Entries shown start

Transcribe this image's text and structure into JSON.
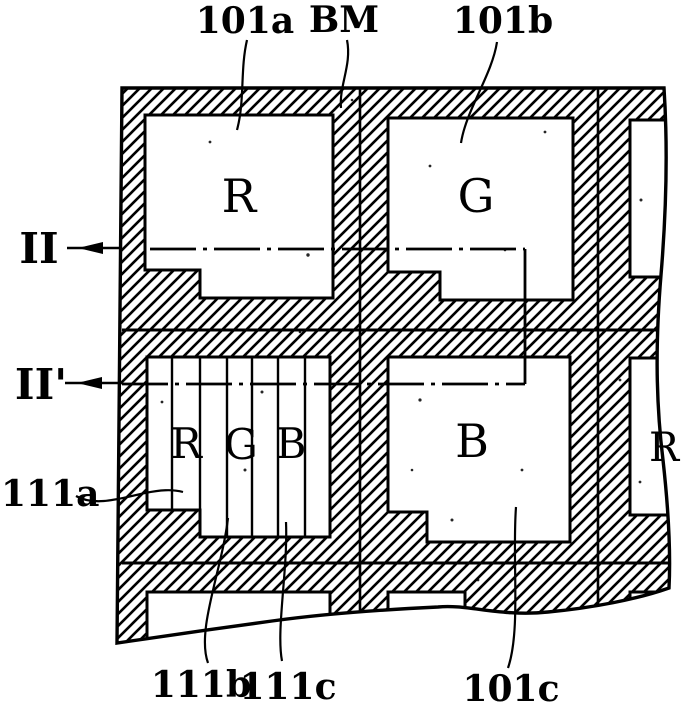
{
  "page": {
    "background_color": "#ffffff",
    "ink_color": "#000000"
  },
  "figure": {
    "reference_labels": {
      "top_left": "101a",
      "top_middle": "BM",
      "top_right": "101b",
      "section_left": "II",
      "section_left_prime": "II'",
      "left_lower": "111a",
      "bottom_first": "111b",
      "bottom_second": "111c",
      "bottom_right": "101c"
    },
    "pixel_letters": {
      "top_left_pixel": "R",
      "top_right_pixel": "G",
      "lower_right_pixel": "B",
      "stripe_pixel": [
        "R",
        "G",
        "B"
      ],
      "edge_pixel": "R"
    }
  }
}
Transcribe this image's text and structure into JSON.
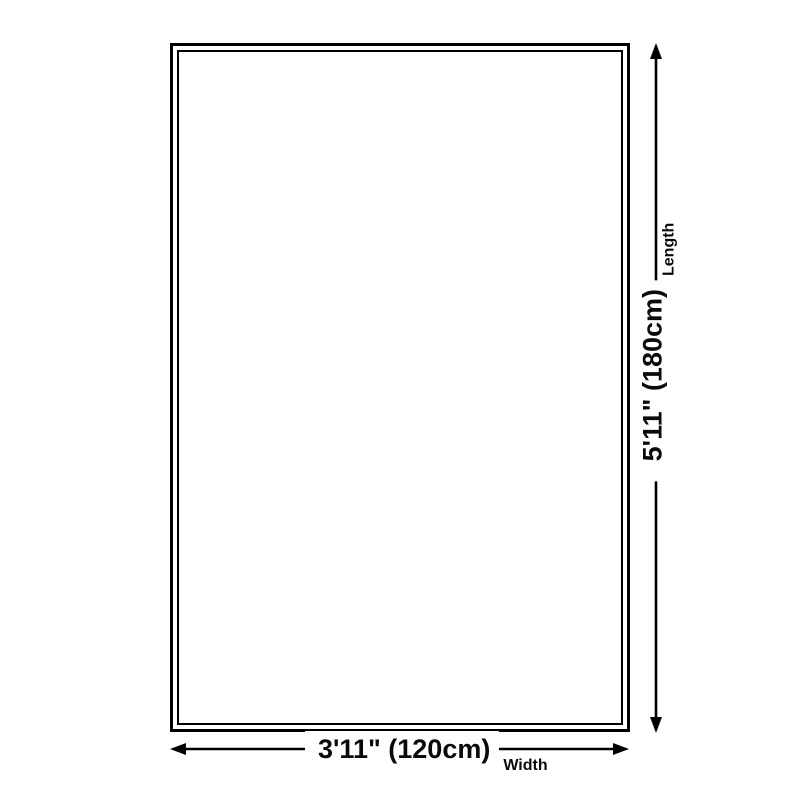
{
  "diagram": {
    "type": "product-size-diagram",
    "shape": "rectangle",
    "colors": {
      "background": "#ffffff",
      "line": "#000000",
      "text": "#0a0a0a"
    },
    "width_dimension": {
      "value": "3'11\" (120cm)",
      "label": "Width"
    },
    "length_dimension": {
      "value": "5'11\" (180cm)",
      "label": "Length"
    },
    "icons": {
      "up_arrow": "up-arrow-icon",
      "down_arrow": "down-arrow-icon",
      "left_arrow": "left-arrow-icon",
      "right_arrow": "right-arrow-icon"
    }
  }
}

Entries shown end

• Exercise objective:
Each record above should come back exactly the same, only without its pictures.

• Answer to this exercise:
Transcribe this image's text and structure into JSON.
{
  "page": {
    "background_color": "#ffffff",
    "ink_color": "#000000"
  },
  "figure": {
    "reference_labels": {
      "top_left": "101a",
      "top_middle": "BM",
      "top_right": "101b",
      "section_left": "II",
      "section_left_prime": "II'",
      "left_lower": "111a",
      "bottom_first": "111b",
      "bottom_second": "111c",
      "bottom_right": "101c"
    },
    "pixel_letters": {
      "top_left_pixel": "R",
      "top_right_pixel": "G",
      "lower_right_pixel": "B",
      "stripe_pixel": [
        "R",
        "G",
        "B"
      ],
      "edge_pixel": "R"
    }
  }
}
Transcribe this image's text and structure into JSON.
{
  "diagram": {
    "type": "product-size-diagram",
    "shape": "rectangle",
    "colors": {
      "background": "#ffffff",
      "line": "#000000",
      "text": "#0a0a0a"
    },
    "width_dimension": {
      "value": "3'11\" (120cm)",
      "label": "Width"
    },
    "length_dimension": {
      "value": "5'11\" (180cm)",
      "label": "Length"
    },
    "icons": {
      "up_arrow": "up-arrow-icon",
      "down_arrow": "down-arrow-icon",
      "left_arrow": "left-arrow-icon",
      "right_arrow": "right-arrow-icon"
    }
  }
}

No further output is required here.